* **Tarefa a realizar**:
Responda com base no trecho de origem:
1. Qual guerra marcou a ascensão definitiva dos Estados Unidos à posição de maior economia?
2. Em que ano foi fundado o Partido Comunista Brasileiro?
3. Como o trecho caracteriza os integralistas?

* **Trecho de origem**:
┌────────

A 1.ª Guerra marcou a ascensão definitiva dos Estados Unidos à posição de maior economia, em condições de se tornar igualmente a maior potência militar do planeta, duplo status que a 2.ª Guerra viria confirmar e reforçar, com a União Soviética no polo oposto. A hegemonia americana no Hemisfério Ocidental, de Norte a Sul, tornou-se incontestável. Por outro lado, ao mesmo tempo as ideologias europeias de contestação frontal ao liberalismo encontraram receptividade no Brasil (e na América Latina). Não ganharam adeptos numerosos como em seus locais de origem (o Partido Comunista Brasileiro - PCB -, fundado em 1922, e a Ação Integralista Brasileira, criada dez anos depois, jamais chegaram a ser partidos de massa). A despeito disso, comunistas e integralistas (a versão nativista do fascismo europeu) passaram a ter presença em grupos sociais influentes: profissionais e intelectuais de classe média urbana, em sua maioria, e operários fabris sindicalizados, em menor grau.

└────────

* **Dados fornecidos**:
┌────────

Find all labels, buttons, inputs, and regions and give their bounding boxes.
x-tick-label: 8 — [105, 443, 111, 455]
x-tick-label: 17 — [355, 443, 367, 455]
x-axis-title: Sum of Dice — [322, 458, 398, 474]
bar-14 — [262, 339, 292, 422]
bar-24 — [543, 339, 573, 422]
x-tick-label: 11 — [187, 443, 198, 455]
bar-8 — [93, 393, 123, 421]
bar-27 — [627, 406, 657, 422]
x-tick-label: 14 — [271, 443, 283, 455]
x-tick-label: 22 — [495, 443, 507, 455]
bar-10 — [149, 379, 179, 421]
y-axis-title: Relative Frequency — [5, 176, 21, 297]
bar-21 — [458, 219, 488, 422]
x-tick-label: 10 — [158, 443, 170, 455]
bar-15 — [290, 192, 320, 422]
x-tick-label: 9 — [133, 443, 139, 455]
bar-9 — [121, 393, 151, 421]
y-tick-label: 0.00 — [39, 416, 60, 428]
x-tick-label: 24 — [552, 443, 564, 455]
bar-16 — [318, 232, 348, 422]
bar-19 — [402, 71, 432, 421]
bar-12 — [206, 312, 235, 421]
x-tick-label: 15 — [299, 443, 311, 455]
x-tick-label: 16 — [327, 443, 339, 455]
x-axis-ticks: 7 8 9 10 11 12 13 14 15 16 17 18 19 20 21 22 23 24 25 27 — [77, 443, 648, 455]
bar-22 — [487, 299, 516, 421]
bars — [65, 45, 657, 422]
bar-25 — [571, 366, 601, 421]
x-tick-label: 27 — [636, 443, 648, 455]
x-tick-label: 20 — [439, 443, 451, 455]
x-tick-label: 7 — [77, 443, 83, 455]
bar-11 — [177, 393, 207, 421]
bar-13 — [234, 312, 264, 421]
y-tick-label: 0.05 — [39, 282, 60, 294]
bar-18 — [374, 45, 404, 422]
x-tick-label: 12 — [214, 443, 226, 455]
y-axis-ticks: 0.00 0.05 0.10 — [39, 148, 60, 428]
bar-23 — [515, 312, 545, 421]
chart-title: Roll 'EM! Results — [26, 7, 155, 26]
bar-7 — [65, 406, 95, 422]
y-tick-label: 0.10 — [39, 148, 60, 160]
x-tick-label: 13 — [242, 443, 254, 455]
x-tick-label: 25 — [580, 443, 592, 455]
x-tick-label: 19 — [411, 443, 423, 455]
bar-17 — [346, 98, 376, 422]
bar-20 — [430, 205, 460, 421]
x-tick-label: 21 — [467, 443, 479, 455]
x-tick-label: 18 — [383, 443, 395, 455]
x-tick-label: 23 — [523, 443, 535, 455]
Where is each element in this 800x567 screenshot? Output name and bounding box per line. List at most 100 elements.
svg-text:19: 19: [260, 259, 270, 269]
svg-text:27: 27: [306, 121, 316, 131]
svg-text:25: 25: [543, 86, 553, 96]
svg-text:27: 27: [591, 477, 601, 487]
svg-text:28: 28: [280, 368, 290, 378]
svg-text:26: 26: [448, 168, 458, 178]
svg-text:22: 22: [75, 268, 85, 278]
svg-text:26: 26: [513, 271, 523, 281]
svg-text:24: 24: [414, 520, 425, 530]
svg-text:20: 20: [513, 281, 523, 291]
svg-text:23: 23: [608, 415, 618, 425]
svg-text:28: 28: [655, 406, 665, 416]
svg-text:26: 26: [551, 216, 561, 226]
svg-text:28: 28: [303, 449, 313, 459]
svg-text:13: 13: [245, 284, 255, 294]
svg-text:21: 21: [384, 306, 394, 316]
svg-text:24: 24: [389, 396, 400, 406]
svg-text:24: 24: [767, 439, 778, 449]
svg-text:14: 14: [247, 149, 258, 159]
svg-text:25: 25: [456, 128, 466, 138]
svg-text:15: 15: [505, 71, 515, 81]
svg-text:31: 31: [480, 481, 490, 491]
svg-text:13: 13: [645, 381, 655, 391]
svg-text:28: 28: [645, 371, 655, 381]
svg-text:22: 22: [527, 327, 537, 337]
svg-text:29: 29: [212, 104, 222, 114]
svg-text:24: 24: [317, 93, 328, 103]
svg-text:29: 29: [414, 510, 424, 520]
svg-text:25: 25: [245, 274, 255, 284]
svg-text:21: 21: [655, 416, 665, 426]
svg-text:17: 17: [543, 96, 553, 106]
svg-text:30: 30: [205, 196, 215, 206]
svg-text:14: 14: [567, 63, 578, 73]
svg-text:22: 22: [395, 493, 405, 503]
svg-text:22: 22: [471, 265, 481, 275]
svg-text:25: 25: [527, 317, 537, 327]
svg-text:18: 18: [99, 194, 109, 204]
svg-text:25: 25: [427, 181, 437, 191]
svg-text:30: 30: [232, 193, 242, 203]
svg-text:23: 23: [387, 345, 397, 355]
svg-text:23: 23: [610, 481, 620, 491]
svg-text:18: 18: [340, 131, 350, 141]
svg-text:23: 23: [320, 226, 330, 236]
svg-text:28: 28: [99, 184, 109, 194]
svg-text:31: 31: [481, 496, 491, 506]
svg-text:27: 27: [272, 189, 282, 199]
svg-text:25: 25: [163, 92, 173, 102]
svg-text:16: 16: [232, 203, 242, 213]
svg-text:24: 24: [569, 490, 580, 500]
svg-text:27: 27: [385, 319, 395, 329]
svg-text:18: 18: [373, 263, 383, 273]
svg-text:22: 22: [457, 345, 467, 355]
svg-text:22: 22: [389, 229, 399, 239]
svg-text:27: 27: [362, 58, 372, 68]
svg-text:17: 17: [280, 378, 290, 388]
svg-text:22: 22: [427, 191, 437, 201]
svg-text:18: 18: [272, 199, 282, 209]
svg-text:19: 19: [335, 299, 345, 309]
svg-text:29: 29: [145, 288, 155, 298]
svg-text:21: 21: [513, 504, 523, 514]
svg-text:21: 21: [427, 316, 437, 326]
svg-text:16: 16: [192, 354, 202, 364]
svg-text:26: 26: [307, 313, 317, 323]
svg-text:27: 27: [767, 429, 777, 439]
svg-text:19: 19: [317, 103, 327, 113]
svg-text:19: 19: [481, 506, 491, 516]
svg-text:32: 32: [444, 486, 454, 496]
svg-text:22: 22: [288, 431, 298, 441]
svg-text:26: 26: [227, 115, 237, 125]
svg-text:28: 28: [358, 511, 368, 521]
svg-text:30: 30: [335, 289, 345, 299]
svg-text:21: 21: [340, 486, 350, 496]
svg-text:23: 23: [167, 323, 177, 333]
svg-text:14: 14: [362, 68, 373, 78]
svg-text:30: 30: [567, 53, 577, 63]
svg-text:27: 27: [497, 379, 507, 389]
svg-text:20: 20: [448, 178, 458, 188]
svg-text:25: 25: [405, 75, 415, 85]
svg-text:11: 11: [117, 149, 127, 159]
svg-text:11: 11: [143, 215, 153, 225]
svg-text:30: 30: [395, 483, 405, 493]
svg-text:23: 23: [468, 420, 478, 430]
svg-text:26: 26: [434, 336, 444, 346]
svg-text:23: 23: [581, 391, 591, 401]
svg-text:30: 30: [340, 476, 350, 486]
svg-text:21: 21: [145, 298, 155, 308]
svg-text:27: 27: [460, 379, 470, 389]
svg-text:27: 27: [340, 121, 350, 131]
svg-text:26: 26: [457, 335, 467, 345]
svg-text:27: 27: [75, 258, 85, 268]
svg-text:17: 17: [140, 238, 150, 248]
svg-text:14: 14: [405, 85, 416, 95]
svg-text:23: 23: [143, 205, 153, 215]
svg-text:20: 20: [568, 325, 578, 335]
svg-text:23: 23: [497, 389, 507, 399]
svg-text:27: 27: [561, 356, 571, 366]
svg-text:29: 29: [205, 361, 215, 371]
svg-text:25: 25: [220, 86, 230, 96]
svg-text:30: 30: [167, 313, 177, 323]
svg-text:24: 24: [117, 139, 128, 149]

└────────

* **Exercício resolvido**:
1. A 1.ª Guerra.
2. Em 1922.
3. Como a versão nativista do fascismo europeu.